→ **Extrait du texte**:
•••

Une manifestation autorisée à l'encontre de l'Organisation Mondiale du
Commerce s'est déroulée en ville de Genève dans l'après-midi du 16
mai 1998.
A un certain moment, des casseurs ont infiltré le cortège et ont
causé de
nombreux dégâts; en fin de soirée, les manifestants se sont déplacés
en
direction de la Plaine de Plainpalais où de nouvelles déprédations
ont été
commises. Ces faits, au cours desquels neuf policiers ont été
blessés, ont
donné lieu à cinquante-cinq interpellations, entre les 16 et 17 mai
1998 au
soir. A la suite de nouveaux heurts entre la police et les
manifestants, des
interpellations ont eu lieu les jours suivants en ville de Genève, au
Cimetière des Rois, à la Place des Nations et dans les locaux de
l'association Artamis, à la rue du Stand.
Le 17 mai 1998, vers 18h00, X.________ a été interpellé par la police
genevoise à proximité de la douane de Moillesullaz, avec une
quinzaine de
personnes soupçonnées d'être impliquées dans les débordements de la
veille.

•••

→ **Données affichées**:
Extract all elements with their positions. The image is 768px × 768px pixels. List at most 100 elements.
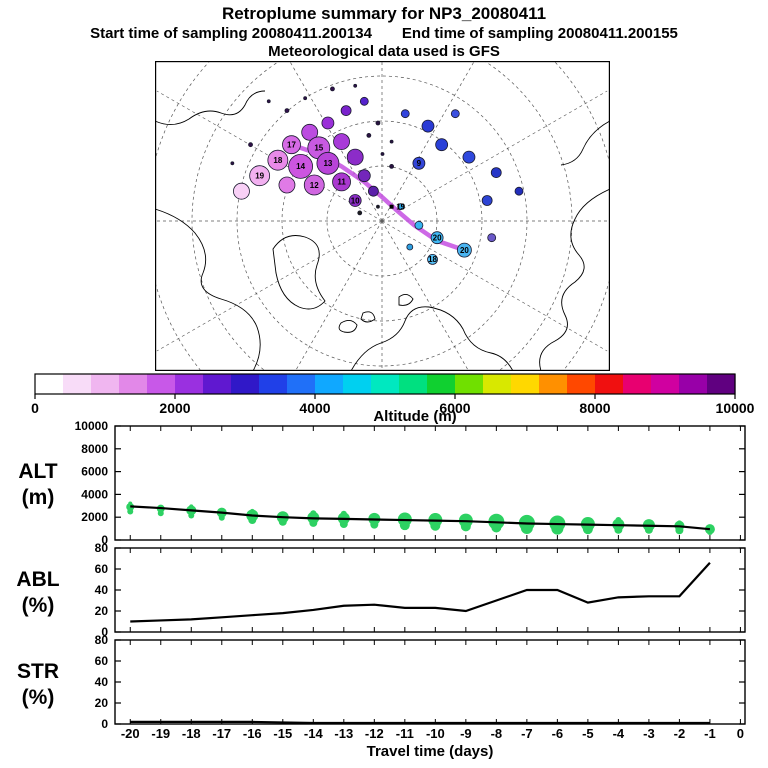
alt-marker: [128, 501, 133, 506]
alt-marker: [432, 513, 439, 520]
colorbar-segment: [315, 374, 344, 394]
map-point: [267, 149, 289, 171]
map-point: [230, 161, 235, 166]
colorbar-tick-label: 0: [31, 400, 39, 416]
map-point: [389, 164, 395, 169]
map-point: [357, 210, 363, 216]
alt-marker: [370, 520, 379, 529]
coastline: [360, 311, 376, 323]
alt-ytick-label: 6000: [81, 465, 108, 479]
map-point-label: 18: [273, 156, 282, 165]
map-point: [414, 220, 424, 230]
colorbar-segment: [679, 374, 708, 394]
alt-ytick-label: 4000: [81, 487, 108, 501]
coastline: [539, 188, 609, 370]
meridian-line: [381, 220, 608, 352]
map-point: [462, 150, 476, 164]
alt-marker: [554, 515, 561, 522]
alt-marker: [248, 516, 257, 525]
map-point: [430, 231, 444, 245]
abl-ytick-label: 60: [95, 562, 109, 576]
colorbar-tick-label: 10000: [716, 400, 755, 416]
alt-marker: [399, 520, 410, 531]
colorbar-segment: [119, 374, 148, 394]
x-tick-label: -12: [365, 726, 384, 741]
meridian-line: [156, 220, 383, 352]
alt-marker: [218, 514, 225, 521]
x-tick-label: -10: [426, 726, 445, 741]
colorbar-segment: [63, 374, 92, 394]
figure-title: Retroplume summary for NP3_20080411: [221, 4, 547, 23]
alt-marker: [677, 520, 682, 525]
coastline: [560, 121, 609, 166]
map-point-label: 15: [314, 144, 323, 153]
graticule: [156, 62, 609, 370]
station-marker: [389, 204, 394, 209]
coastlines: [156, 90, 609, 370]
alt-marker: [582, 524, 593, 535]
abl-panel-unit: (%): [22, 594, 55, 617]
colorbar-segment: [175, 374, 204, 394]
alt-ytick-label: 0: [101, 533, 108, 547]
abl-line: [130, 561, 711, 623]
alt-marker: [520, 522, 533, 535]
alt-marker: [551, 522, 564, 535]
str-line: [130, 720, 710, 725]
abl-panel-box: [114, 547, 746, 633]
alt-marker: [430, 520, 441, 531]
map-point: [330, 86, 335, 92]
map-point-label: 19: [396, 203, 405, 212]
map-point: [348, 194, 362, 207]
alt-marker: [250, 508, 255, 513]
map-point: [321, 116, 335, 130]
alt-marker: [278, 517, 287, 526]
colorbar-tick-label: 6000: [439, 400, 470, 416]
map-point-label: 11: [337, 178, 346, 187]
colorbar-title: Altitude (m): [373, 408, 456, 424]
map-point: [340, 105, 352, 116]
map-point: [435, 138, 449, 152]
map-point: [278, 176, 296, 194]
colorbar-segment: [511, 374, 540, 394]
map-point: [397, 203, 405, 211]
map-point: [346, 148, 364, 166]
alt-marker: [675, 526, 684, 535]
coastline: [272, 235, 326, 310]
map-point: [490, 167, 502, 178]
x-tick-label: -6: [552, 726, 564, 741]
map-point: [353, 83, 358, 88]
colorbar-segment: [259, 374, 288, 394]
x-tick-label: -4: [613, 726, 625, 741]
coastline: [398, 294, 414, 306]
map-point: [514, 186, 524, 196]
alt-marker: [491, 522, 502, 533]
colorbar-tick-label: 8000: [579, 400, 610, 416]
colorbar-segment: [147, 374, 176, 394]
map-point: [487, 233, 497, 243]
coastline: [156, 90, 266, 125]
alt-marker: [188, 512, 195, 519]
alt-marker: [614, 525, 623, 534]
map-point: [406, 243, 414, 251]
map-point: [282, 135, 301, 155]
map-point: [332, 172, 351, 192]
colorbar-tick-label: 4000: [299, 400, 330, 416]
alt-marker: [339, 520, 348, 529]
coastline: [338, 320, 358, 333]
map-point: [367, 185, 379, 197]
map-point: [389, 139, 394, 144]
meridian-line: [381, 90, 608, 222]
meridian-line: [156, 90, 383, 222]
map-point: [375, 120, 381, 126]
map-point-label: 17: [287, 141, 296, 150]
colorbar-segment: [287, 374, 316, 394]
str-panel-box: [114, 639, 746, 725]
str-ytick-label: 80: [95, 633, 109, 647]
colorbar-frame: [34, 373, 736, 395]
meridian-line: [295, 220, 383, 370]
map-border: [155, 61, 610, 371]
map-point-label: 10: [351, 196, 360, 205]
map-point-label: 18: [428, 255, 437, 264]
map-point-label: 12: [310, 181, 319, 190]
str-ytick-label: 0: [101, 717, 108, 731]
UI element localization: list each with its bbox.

•••

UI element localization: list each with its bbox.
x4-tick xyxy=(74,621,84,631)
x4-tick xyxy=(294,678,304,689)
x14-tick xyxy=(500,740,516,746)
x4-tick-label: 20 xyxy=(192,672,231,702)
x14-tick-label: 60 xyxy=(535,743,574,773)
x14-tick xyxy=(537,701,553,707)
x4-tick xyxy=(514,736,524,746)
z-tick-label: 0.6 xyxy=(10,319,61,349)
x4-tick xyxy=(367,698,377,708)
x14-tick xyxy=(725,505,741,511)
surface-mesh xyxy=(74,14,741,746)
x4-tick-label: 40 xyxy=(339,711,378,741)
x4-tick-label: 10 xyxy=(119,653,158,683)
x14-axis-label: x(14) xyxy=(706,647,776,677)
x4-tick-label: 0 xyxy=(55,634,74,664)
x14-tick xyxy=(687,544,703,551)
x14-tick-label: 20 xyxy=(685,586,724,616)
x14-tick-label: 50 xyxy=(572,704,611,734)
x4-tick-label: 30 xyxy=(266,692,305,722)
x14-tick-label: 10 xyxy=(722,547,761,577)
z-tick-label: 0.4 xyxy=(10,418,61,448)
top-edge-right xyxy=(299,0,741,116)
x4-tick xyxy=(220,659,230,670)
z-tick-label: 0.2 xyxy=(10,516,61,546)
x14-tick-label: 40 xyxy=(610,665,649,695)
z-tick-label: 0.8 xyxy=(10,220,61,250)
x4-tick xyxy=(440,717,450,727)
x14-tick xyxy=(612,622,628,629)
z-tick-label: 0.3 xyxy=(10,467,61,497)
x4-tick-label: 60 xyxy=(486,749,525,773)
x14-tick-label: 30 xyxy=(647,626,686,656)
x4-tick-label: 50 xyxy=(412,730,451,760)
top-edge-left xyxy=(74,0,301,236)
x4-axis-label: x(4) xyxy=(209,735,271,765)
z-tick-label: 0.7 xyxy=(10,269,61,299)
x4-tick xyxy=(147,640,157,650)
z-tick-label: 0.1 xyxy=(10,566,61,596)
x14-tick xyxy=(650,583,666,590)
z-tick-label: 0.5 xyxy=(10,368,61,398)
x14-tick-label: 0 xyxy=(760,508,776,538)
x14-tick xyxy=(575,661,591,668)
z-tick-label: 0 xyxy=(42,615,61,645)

•••

→ **Consigne 1**: D'après l'extrait sur la manifestation de Genève, combien d'interpellations ont eu lieu entre le 16 et le 17 mai 1998 au soir ?
→ **Consigne 2**: Poursuivez l'extrait sur la manifestation de Genève à la suite de sa dernière phrase.
Le listing provient d'une autre source que l'extrait.

→ **Réponse attendue 1**: Cinquante-cinq interpellations.

→ **Réponse attendue 2**:
Il a été menotté au moyen d'un ruban adhésif et conduit au poste de
police
aménagé pour l'occasion dans les locaux de la protection civile du
Bachet-de-Pesay. Il est resté attaché durant environ deux heures,
menottes
dans le dos, à une chaîne disposée autour d'un pilier, avant que la
police ne
vienne le chercher pour lui prendre les empreintes et le
photographier; il a
dû par la suite se déshabiller complètement durant deux minutes pour
les
besoins d'une fouille. Il a fait l'objet de deux interrogatoires,
l'un de
trente minutes et l'autre de quinze minutes, avant d'être enfermé
dans une
cellule en compagnie de quatre à dix personnes, sans couverture, ni
nourriture. Il a pu utiliser les toilettes et boire de l'eau à un
lavabo,
mais n'a pas reçu l'autorisation d'aviser un proche de son
interpellation. Il
a été libéré le 18 mai 1998 entre 03h00 et 03h30. X.________ a été
appréhendé
le lendemain matin au Cimetière des Rois, en compagnie de huit autres
personnes, et entendu dans les locaux de la police de sûreté.
A raison des faits survenus dans la nuit du 17 au 18 mai 1998,
X.________ a
déposé, le 3 juin 1998, auprès du Procureur général du canton de
Genève
(ci-après: le Procureur général), une plainte contre les
interventions de la
police, au sens de l'art. 114A du Code de procédure pénale genevois
(CPP
gen.), valant plainte pénale pour arrestation et détention illicites.
Il
concluait à la constatation de la violation des art. 17 al. 2 et 3,
20 et 24
de la loi genevoise sur la police du 26 octobre 1957 (LPol), à la
constatation de l'illicéité de son arrestation et de sa détention
prolongée,
à l'allocation d'une indemnité équitable de 1'000 fr., à la
destruction du
matériel photographique et dactyloscopique recueilli lors de son
interpellation et à l'ouverture d'une instruction pénale.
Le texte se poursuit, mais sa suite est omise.